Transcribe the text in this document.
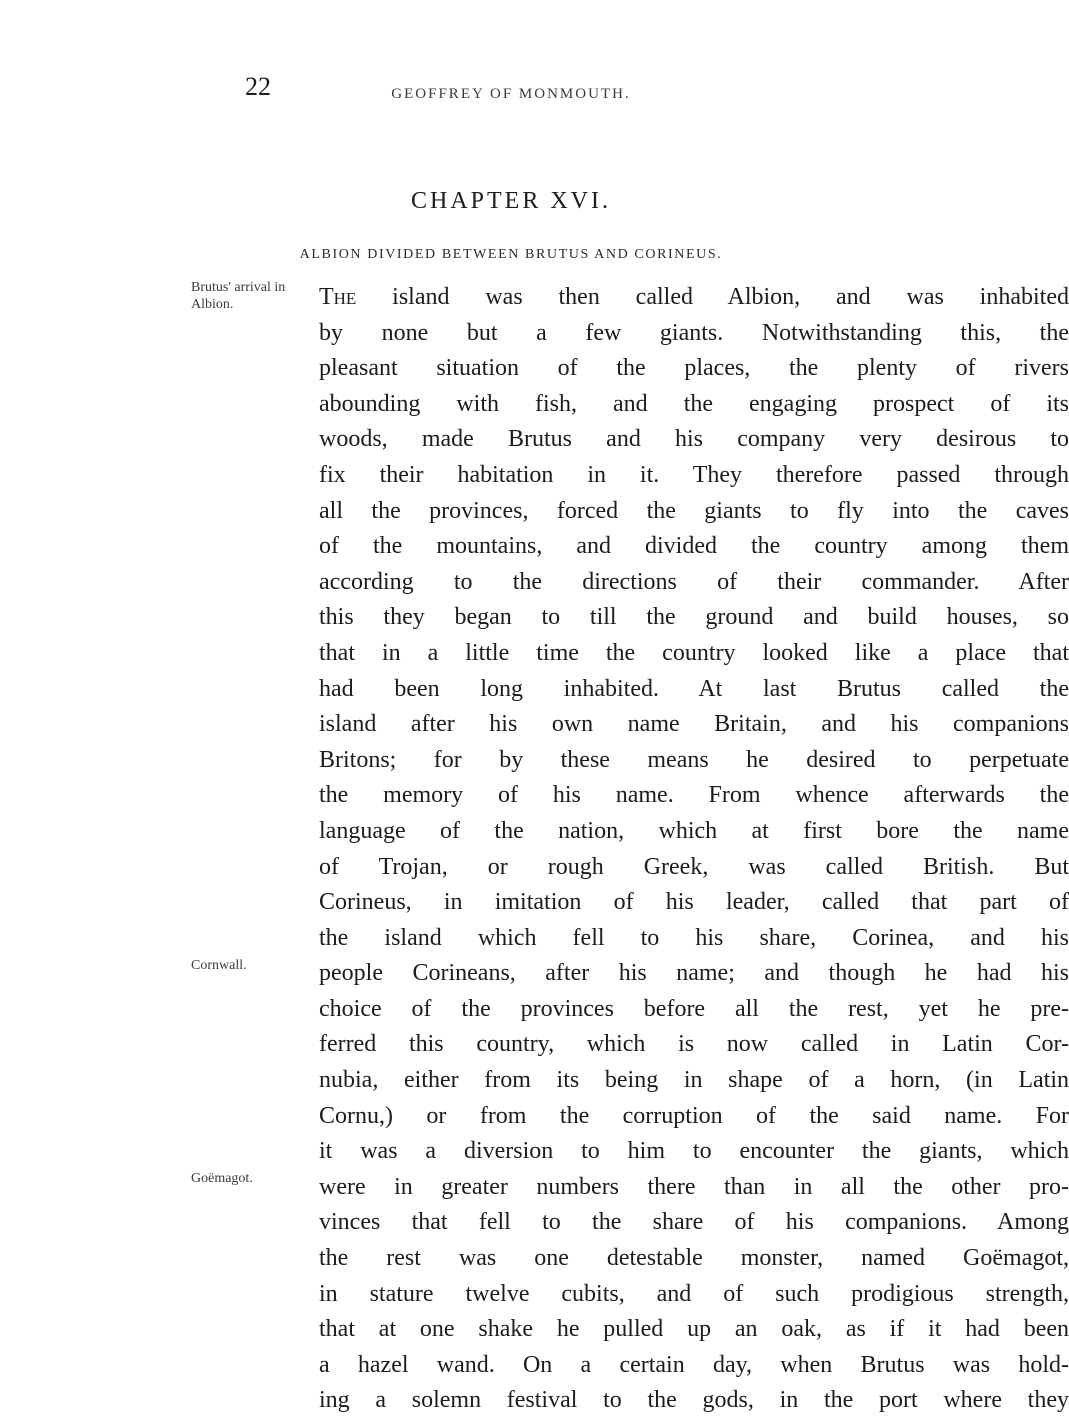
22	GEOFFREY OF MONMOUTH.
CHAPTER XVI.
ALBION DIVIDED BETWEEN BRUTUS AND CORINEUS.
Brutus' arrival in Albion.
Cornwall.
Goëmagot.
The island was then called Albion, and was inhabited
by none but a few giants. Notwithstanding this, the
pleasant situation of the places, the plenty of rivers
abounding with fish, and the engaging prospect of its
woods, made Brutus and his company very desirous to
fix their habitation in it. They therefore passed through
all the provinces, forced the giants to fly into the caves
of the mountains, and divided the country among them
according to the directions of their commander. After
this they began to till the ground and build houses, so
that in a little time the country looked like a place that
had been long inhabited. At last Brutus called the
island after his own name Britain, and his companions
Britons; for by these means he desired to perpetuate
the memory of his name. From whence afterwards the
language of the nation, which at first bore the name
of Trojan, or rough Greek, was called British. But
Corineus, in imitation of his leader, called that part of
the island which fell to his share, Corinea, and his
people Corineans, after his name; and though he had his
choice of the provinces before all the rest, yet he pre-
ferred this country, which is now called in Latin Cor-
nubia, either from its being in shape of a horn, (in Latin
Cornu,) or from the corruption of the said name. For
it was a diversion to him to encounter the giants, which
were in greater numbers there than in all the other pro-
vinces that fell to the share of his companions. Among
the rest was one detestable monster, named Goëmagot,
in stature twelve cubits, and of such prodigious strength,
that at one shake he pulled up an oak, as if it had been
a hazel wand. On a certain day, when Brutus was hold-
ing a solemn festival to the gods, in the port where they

--

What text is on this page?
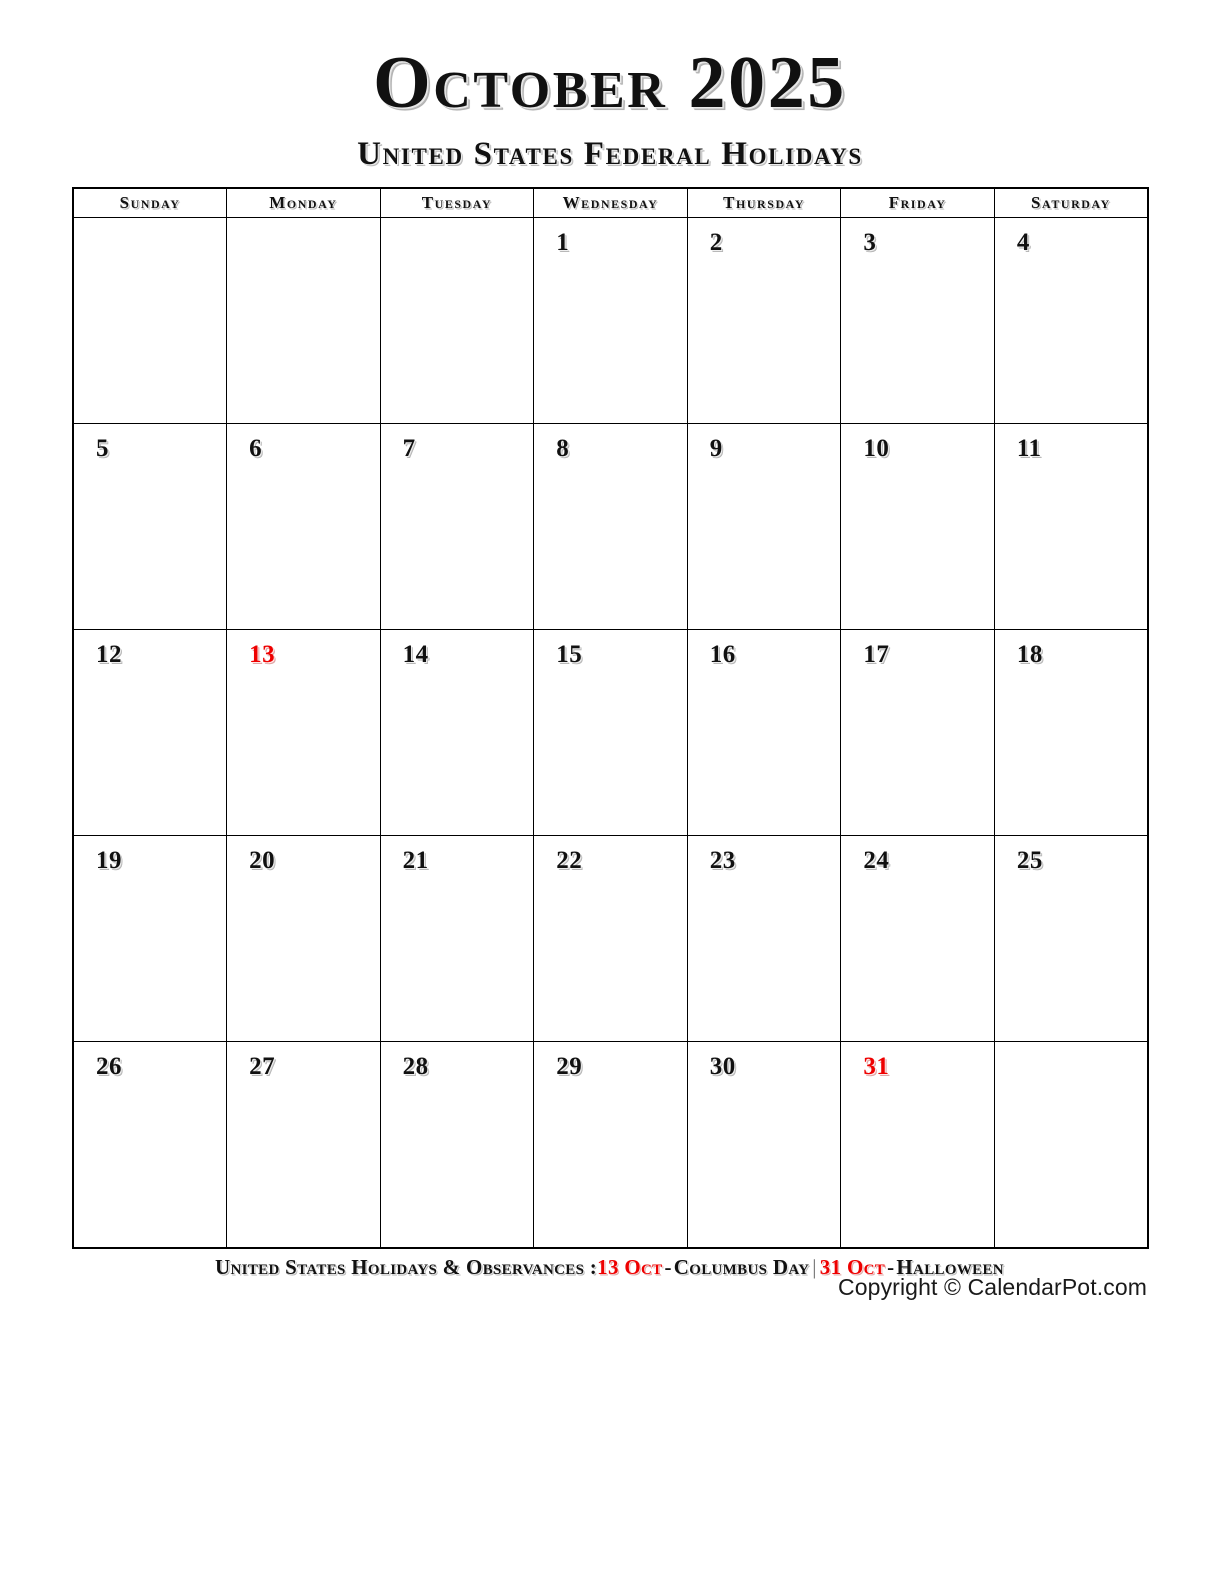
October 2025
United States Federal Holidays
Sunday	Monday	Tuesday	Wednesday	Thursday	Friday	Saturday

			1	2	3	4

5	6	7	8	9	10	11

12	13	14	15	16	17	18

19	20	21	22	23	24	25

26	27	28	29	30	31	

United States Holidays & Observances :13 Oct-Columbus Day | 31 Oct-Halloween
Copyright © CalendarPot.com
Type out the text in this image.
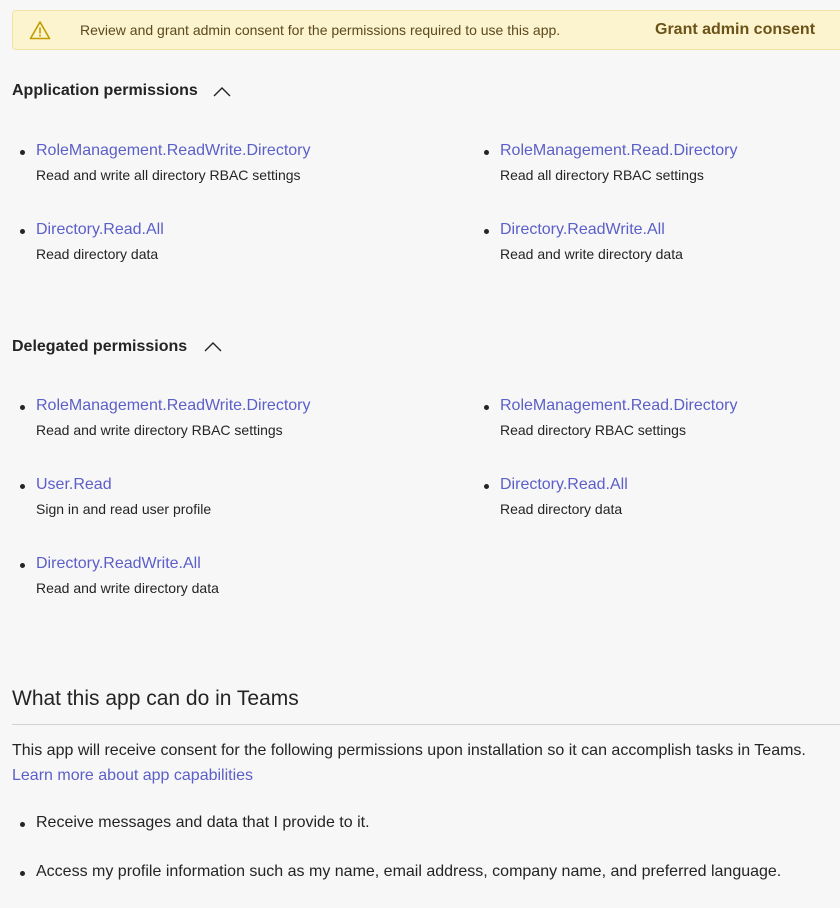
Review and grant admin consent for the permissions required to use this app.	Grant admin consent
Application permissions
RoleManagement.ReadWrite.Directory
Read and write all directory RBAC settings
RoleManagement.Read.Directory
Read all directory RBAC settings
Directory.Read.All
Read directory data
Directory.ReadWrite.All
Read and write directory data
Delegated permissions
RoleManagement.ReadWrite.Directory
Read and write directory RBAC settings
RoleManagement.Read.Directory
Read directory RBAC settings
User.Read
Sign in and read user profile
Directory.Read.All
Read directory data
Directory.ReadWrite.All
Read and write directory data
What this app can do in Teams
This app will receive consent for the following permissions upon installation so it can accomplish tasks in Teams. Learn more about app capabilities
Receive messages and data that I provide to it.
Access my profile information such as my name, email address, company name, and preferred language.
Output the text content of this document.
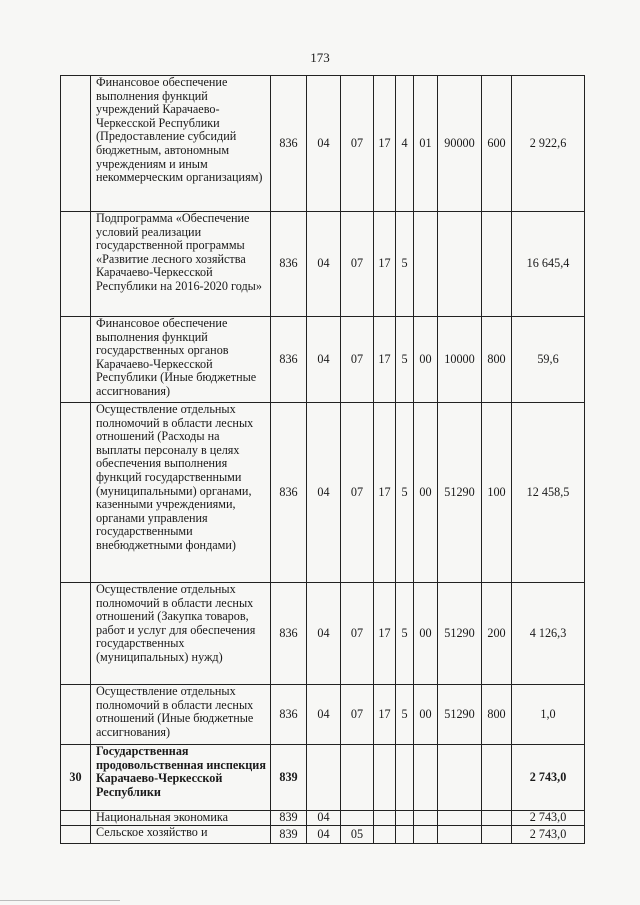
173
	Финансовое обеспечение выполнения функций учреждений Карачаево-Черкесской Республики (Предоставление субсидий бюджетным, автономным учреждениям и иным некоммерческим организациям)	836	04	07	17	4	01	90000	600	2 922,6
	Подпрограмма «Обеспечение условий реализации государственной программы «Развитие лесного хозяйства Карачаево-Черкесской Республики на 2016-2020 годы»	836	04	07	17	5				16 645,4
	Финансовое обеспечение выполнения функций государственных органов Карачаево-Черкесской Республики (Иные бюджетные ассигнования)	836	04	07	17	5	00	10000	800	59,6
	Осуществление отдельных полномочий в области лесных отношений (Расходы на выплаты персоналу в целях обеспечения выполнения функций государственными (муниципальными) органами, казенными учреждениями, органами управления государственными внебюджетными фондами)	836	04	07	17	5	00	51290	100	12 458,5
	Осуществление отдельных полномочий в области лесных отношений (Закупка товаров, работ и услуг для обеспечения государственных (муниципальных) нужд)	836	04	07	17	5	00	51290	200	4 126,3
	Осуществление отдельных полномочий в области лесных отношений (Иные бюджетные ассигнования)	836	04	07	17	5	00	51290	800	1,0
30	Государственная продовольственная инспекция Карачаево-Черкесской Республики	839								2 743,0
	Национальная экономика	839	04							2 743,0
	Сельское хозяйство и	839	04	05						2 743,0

**AIM OF THE TASK:**
Each line with the string "their" in it needs to be found and copied.

**FULL RESPONSE:**
fix their habitation in it. They therefore passed through
according to the directions of their commander. After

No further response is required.